▶ _TASK TO COMPLETE_
Transcribe the records below exactly as they appear.

▶ _DATA EXTRACT_
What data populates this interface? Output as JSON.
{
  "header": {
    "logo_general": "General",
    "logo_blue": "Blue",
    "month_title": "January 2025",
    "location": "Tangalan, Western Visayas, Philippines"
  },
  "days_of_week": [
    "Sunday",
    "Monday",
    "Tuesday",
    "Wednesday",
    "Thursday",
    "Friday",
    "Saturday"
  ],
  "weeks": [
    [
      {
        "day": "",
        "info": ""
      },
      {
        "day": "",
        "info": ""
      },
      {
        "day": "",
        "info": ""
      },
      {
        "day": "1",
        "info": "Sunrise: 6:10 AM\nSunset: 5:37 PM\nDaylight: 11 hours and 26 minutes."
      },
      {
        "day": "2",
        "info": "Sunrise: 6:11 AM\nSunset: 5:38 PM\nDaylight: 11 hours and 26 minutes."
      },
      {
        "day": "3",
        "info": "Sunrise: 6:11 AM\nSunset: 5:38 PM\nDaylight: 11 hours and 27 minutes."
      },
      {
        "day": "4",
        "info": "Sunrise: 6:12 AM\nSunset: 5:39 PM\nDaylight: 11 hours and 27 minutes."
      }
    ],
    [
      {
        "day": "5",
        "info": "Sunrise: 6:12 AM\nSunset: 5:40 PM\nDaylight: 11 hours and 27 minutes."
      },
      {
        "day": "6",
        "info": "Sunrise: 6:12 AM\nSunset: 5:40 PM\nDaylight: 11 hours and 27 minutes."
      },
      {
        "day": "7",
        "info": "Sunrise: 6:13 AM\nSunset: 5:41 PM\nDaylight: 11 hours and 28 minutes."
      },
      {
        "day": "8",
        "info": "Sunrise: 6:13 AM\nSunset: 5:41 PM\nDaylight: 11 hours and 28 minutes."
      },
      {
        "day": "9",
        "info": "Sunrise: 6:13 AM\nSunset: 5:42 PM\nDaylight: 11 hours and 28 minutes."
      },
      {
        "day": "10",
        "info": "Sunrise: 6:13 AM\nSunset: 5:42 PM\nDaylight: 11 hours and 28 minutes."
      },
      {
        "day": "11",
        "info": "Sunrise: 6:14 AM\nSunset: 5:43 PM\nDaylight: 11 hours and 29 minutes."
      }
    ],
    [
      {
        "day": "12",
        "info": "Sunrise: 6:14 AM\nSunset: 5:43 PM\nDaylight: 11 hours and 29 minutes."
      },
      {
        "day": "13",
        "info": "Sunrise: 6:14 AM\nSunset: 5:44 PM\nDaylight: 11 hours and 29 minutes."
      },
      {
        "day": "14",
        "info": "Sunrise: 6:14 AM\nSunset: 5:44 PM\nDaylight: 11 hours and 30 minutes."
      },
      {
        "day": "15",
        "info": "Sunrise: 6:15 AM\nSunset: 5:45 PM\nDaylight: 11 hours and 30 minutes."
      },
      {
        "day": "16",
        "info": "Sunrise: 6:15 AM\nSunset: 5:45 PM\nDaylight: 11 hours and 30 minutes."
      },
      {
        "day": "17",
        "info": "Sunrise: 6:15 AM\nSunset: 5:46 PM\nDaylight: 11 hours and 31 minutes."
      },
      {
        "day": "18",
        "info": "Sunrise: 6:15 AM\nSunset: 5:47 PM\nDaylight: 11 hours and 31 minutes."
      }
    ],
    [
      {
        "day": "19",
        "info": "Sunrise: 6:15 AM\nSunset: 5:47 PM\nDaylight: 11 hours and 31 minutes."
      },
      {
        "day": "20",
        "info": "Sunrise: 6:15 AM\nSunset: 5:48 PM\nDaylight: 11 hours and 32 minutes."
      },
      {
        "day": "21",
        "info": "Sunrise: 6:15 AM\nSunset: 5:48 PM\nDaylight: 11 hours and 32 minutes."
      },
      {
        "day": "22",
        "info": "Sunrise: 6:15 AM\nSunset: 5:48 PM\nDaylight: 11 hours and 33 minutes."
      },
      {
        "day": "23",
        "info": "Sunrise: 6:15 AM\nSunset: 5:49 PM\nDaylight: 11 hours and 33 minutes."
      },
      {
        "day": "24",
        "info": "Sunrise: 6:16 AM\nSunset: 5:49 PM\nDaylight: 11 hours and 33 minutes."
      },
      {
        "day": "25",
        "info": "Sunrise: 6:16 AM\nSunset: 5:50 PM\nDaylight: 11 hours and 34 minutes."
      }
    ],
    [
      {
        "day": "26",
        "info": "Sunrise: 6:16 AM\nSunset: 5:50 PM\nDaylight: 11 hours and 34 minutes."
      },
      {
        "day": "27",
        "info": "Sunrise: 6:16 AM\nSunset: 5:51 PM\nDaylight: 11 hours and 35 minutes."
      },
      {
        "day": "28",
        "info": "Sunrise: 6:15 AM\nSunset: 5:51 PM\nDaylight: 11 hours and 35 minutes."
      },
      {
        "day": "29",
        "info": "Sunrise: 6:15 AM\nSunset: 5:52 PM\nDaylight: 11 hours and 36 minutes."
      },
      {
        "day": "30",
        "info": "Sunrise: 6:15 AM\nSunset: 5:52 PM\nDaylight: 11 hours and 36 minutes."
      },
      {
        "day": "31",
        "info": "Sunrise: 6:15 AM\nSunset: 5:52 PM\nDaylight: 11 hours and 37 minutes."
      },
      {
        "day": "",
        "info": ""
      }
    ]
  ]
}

▶ _SOLUTION TO THE EXERCISE_
What data populates this interface? Output as JSON.
{
  "header": {
    "logo_general": "General",
    "logo_blue": "Blue",
    "month_title": "January 2025",
    "location": "Tangalan, Western Visayas, Philippines"
  },
  "days_of_week": [
    "Sunday",
    "Monday",
    "Tuesday",
    "Wednesday",
    "Thursday",
    "Friday",
    "Saturday"
  ],
  "weeks": [
    [
      {
        "day": "",
        "info": ""
      },
      {
        "day": "",
        "info": ""
      },
      {
        "day": "",
        "info": ""
      },
      {
        "day": "1",
        "info": "Sunrise: 6:10 AM\nSunset: 5:37 PM\nDaylight: 11 hours and 26 minutes."
      },
      {
        "day": "2",
        "info": "Sunrise: 6:11 AM\nSunset: 5:38 PM\nDaylight: 11 hours and 26 minutes."
      },
      {
        "day": "3",
        "info": "Sunrise: 6:11 AM\nSunset: 5:38 PM\nDaylight: 11 hours and 27 minutes."
      },
      {
        "day": "4",
        "info": "Sunrise: 6:12 AM\nSunset: 5:39 PM\nDaylight: 11 hours and 27 minutes."
      }
    ],
    [
      {
        "day": "5",
        "info": "Sunrise: 6:12 AM\nSunset: 5:40 PM\nDaylight: 11 hours and 27 minutes."
      },
      {
        "day": "6",
        "info": "Sunrise: 6:12 AM\nSunset: 5:40 PM\nDaylight: 11 hours and 27 minutes."
      },
      {
        "day": "7",
        "info": "Sunrise: 6:13 AM\nSunset: 5:41 PM\nDaylight: 11 hours and 28 minutes."
      },
      {
        "day": "8",
        "info": "Sunrise: 6:13 AM\nSunset: 5:41 PM\nDaylight: 11 hours and 28 minutes."
      },
      {
        "day": "9",
        "info": "Sunrise: 6:13 AM\nSunset: 5:42 PM\nDaylight: 11 hours and 28 minutes."
      },
      {
        "day": "10",
        "info": "Sunrise: 6:13 AM\nSunset: 5:42 PM\nDaylight: 11 hours and 28 minutes."
      },
      {
        "day": "11",
        "info": "Sunrise: 6:14 AM\nSunset: 5:43 PM\nDaylight: 11 hours and 29 minutes."
      }
    ],
    [
      {
        "day": "12",
        "info": "Sunrise: 6:14 AM\nSunset: 5:43 PM\nDaylight: 11 hours and 29 minutes."
      },
      {
        "day": "13",
        "info": "Sunrise: 6:14 AM\nSunset: 5:44 PM\nDaylight: 11 hours and 29 minutes."
      },
      {
        "day": "14",
        "info": "Sunrise: 6:14 AM\nSunset: 5:44 PM\nDaylight: 11 hours and 30 minutes."
      },
      {
        "day": "15",
        "info": "Sunrise: 6:15 AM\nSunset: 5:45 PM\nDaylight: 11 hours and 30 minutes."
      },
      {
        "day": "16",
        "info": "Sunrise: 6:15 AM\nSunset: 5:45 PM\nDaylight: 11 hours and 30 minutes."
      },
      {
        "day": "17",
        "info": "Sunrise: 6:15 AM\nSunset: 5:46 PM\nDaylight: 11 hours and 31 minutes."
      },
      {
        "day": "18",
        "info": "Sunrise: 6:15 AM\nSunset: 5:47 PM\nDaylight: 11 hours and 31 minutes."
      }
    ],
    [
      {
        "day": "19",
        "info": "Sunrise: 6:15 AM\nSunset: 5:47 PM\nDaylight: 11 hours and 31 minutes."
      },
      {
        "day": "20",
        "info": "Sunrise: 6:15 AM\nSunset: 5:48 PM\nDaylight: 11 hours and 32 minutes."
      },
      {
        "day": "21",
        "info": "Sunrise: 6:15 AM\nSunset: 5:48 PM\nDaylight: 11 hours and 32 minutes."
      },
      {
        "day": "22",
        "info": "Sunrise: 6:15 AM\nSunset: 5:48 PM\nDaylight: 11 hours and 33 minutes."
      },
      {
        "day": "23",
        "info": "Sunrise: 6:15 AM\nSunset: 5:49 PM\nDaylight: 11 hours and 33 minutes."
      },
      {
        "day": "24",
        "info": "Sunrise: 6:16 AM\nSunset: 5:49 PM\nDaylight: 11 hours and 33 minutes."
      },
      {
        "day": "25",
        "info": "Sunrise: 6:16 AM\nSunset: 5:50 PM\nDaylight: 11 hours and 34 minutes."
      }
    ],
    [
      {
        "day": "26",
        "info": "Sunrise: 6:16 AM\nSunset: 5:50 PM\nDaylight: 11 hours and 34 minutes."
      },
      {
        "day": "27",
        "info": "Sunrise: 6:16 AM\nSunset: 5:51 PM\nDaylight: 11 hours and 35 minutes."
      },
      {
        "day": "28",
        "info": "Sunrise: 6:15 AM\nSunset: 5:51 PM\nDaylight: 11 hours and 35 minutes."
      },
      {
        "day": "29",
        "info": "Sunrise: 6:15 AM\nSunset: 5:52 PM\nDaylight: 11 hours and 36 minutes."
      },
      {
        "day": "30",
        "info": "Sunrise: 6:15 AM\nSunset: 5:52 PM\nDaylight: 11 hours and 36 minutes."
      },
      {
        "day": "31",
        "info": "Sunrise: 6:15 AM\nSunset: 5:52 PM\nDaylight: 11 hours and 37 minutes."
      },
      {
        "day": "",
        "info": ""
      }
    ]
  ]
}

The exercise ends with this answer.